=== Problem to work on ===
Return the lines below that carry the word "stanza".

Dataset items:
════════════════════

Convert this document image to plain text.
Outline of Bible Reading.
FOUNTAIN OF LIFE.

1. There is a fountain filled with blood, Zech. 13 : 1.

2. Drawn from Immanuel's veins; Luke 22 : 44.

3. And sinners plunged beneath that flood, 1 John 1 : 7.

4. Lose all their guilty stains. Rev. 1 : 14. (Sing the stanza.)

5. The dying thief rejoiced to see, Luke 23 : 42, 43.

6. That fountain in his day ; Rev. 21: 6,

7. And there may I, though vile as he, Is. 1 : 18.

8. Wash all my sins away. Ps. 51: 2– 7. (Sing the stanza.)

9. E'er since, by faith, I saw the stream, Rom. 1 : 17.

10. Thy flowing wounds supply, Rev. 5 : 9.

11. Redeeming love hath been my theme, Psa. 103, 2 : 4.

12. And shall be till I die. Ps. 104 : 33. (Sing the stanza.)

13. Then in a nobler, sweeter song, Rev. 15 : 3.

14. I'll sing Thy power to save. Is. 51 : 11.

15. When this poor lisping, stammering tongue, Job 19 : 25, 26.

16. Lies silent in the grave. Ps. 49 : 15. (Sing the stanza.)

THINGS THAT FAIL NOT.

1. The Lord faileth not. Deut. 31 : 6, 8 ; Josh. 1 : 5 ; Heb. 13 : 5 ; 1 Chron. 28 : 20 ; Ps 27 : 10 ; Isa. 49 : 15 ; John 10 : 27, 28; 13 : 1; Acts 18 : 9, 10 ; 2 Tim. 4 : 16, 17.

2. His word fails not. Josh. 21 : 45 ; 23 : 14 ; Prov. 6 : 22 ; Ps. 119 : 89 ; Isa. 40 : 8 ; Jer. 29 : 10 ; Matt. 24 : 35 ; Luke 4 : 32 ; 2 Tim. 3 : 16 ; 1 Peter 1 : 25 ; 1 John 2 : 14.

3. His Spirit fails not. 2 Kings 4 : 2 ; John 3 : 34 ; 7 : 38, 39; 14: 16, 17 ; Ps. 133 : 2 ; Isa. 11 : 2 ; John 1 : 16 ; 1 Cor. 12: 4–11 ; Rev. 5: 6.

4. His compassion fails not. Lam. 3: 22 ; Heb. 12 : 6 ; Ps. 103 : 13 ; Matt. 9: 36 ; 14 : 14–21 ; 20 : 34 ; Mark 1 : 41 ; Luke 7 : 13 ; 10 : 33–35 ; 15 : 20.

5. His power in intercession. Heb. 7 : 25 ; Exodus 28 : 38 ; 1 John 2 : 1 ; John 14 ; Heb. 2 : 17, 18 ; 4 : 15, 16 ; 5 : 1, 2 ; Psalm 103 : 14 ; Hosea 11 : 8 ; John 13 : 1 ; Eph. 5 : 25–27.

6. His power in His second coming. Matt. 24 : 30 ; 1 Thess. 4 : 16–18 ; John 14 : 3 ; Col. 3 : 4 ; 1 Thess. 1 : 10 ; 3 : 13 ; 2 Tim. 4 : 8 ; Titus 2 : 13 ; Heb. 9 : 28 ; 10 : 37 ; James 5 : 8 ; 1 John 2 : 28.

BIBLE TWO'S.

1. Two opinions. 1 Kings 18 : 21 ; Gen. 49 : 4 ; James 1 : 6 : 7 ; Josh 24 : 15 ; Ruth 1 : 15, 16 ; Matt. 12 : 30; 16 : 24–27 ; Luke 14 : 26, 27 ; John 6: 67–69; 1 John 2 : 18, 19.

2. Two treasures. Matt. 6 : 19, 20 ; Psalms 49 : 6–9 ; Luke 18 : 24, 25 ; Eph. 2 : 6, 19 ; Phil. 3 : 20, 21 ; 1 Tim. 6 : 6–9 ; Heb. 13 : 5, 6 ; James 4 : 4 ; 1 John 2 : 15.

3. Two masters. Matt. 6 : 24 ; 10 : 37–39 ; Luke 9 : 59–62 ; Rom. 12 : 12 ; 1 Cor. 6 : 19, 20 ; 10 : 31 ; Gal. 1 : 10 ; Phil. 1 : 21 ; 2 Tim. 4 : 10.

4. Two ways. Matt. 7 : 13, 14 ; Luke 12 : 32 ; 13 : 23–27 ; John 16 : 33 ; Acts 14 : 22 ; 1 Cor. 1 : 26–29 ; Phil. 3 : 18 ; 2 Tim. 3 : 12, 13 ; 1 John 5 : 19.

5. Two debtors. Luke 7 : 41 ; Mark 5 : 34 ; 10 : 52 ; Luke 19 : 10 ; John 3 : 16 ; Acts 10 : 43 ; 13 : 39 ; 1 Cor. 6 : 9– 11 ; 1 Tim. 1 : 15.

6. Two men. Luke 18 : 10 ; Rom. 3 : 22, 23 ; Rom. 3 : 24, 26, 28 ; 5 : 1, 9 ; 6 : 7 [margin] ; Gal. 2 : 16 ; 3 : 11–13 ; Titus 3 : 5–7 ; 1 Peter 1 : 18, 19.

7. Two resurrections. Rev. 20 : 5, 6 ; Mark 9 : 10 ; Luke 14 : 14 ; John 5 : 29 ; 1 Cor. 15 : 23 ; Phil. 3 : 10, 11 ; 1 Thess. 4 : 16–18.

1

════════════════════

=== Expected output ===
4. Lose all their guilty stains. Rev. 1 : 14. (Sing the stanza.)
8. Wash all my sins away. Ps. 51: 2– 7. (Sing the stanza.)
12. And shall be till I die. Ps. 104 : 33. (Sing the stanza.)
16. Lies silent in the grave. Ps. 49 : 15. (Sing the stanza.)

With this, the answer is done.